►

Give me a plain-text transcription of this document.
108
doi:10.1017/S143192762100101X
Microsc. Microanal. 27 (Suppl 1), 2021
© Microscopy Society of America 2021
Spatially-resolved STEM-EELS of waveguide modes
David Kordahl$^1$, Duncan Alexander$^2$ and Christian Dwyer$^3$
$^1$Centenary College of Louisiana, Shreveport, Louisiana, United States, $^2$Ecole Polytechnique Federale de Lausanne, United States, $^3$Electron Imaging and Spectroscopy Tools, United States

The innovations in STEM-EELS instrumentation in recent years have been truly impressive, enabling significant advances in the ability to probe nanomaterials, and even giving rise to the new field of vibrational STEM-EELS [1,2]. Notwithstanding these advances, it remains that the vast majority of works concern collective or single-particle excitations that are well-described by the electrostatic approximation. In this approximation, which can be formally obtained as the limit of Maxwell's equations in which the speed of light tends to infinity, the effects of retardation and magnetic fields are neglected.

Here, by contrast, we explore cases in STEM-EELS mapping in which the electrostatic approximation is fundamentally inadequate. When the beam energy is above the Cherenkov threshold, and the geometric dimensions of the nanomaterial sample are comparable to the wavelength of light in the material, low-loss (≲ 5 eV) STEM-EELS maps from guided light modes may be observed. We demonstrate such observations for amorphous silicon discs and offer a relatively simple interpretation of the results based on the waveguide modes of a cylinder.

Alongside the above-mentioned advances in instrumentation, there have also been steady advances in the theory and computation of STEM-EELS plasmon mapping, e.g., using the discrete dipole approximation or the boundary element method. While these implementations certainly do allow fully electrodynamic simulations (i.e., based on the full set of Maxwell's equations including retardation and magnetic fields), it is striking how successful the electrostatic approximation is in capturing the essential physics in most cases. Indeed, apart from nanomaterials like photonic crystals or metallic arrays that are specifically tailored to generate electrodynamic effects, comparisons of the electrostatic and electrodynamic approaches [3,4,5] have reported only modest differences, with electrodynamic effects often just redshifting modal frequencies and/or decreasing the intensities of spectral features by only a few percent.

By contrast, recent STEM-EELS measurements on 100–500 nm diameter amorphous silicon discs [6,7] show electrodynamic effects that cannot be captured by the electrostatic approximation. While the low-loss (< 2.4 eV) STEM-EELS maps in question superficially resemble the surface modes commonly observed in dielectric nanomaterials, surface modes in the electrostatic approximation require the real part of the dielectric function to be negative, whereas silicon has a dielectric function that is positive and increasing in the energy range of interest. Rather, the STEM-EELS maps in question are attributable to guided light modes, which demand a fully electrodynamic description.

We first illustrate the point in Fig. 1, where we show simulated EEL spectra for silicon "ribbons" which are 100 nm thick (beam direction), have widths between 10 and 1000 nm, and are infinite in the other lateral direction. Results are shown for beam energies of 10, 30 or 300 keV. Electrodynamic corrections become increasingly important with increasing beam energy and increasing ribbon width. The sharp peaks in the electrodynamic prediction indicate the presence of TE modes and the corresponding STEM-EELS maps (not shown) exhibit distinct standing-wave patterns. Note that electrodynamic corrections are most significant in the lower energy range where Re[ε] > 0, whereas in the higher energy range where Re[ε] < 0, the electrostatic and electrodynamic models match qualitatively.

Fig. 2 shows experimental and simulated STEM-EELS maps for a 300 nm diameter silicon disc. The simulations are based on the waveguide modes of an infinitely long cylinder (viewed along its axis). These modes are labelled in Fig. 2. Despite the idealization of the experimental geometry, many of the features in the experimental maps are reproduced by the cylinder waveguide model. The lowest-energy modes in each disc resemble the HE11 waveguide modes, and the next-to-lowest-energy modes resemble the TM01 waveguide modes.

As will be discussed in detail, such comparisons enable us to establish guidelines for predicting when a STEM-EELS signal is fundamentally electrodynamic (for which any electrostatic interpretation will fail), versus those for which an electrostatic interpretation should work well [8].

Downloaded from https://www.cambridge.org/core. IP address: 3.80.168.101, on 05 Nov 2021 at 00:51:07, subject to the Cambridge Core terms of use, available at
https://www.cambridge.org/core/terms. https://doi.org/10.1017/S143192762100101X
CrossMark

◄

Written task: Each of the records should be retyped exactly.

Exercise result:
Give me a plain-text transcription of this document.
108
doi:10.1017/S143192762100101X
Microsc. Microanal. 27 (Suppl 1), 2021
© Microscopy Society of America 2021
Spatially-resolved STEM-EELS of waveguide modes
David Kordahl$^1$, Duncan Alexander$^2$ and Christian Dwyer$^3$
$^1$Centenary College of Louisiana, Shreveport, Louisiana, United States, $^2$Ecole Polytechnique Federale de Lausanne, United States, $^3$Electron Imaging and Spectroscopy Tools, United States

The innovations in STEM-EELS instrumentation in recent years have been truly impressive, enabling significant advances in the ability to probe nanomaterials, and even giving rise to the new field of vibrational STEM-EELS [1,2]. Notwithstanding these advances, it remains that the vast majority of works concern collective or single-particle excitations that are well-described by the electrostatic approximation. In this approximation, which can be formally obtained as the limit of Maxwell's equations in which the speed of light tends to infinity, the effects of retardation and magnetic fields are neglected.

Here, by contrast, we explore cases in STEM-EELS mapping in which the electrostatic approximation is fundamentally inadequate. When the beam energy is above the Cherenkov threshold, and the geometric dimensions of the nanomaterial sample are comparable to the wavelength of light in the material, low-loss (≲ 5 eV) STEM-EELS maps from guided light modes may be observed. We demonstrate such observations for amorphous silicon discs and offer a relatively simple interpretation of the results based on the waveguide modes of a cylinder.

Alongside the above-mentioned advances in instrumentation, there have also been steady advances in the theory and computation of STEM-EELS plasmon mapping, e.g., using the discrete dipole approximation or the boundary element method. While these implementations certainly do allow fully electrodynamic simulations (i.e., based on the full set of Maxwell's equations including retardation and magnetic fields), it is striking how successful the electrostatic approximation is in capturing the essential physics in most cases. Indeed, apart from nanomaterials like photonic crystals or metallic arrays that are specifically tailored to generate electrodynamic effects, comparisons of the electrostatic and electrodynamic approaches [3,4,5] have reported only modest differences, with electrodynamic effects often just redshifting modal frequencies and/or decreasing the intensities of spectral features by only a few percent.

By contrast, recent STEM-EELS measurements on 100–500 nm diameter amorphous silicon discs [6,7] show electrodynamic effects that cannot be captured by the electrostatic approximation. While the low-loss (< 2.4 eV) STEM-EELS maps in question superficially resemble the surface modes commonly observed in dielectric nanomaterials, surface modes in the electrostatic approximation require the real part of the dielectric function to be negative, whereas silicon has a dielectric function that is positive and increasing in the energy range of interest. Rather, the STEM-EELS maps in question are attributable to guided light modes, which demand a fully electrodynamic description.

We first illustrate the point in Fig. 1, where we show simulated EEL spectra for silicon "ribbons" which are 100 nm thick (beam direction), have widths between 10 and 1000 nm, and are infinite in the other lateral direction. Results are shown for beam energies of 10, 30 or 300 keV. Electrodynamic corrections become increasingly important with increasing beam energy and increasing ribbon width. The sharp peaks in the electrodynamic prediction indicate the presence of TE modes and the corresponding STEM-EELS maps (not shown) exhibit distinct standing-wave patterns. Note that electrodynamic corrections are most significant in the lower energy range where Re[ε] > 0, whereas in the higher energy range where Re[ε] < 0, the electrostatic and electrodynamic models match qualitatively.

Fig. 2 shows experimental and simulated STEM-EELS maps for a 300 nm diameter silicon disc. The simulations are based on the waveguide modes of an infinitely long cylinder (viewed along its axis). These modes are labelled in Fig. 2. Despite the idealization of the experimental geometry, many of the features in the experimental maps are reproduced by the cylinder waveguide model. The lowest-energy modes in each disc resemble the HE11 waveguide modes, and the next-to-lowest-energy modes resemble the TM01 waveguide modes.

As will be discussed in detail, such comparisons enable us to establish guidelines for predicting when a STEM-EELS signal is fundamentally electrodynamic (for which any electrostatic interpretation will fail), versus those for which an electrostatic interpretation should work well [8].

Downloaded from https://www.cambridge.org/core. IP address: 3.80.168.101, on 05 Nov 2021 at 00:51:07, subject to the Cambridge Core terms of use, available at
https://www.cambridge.org/core/terms. https://doi.org/10.1017/S143192762100101X
CrossMark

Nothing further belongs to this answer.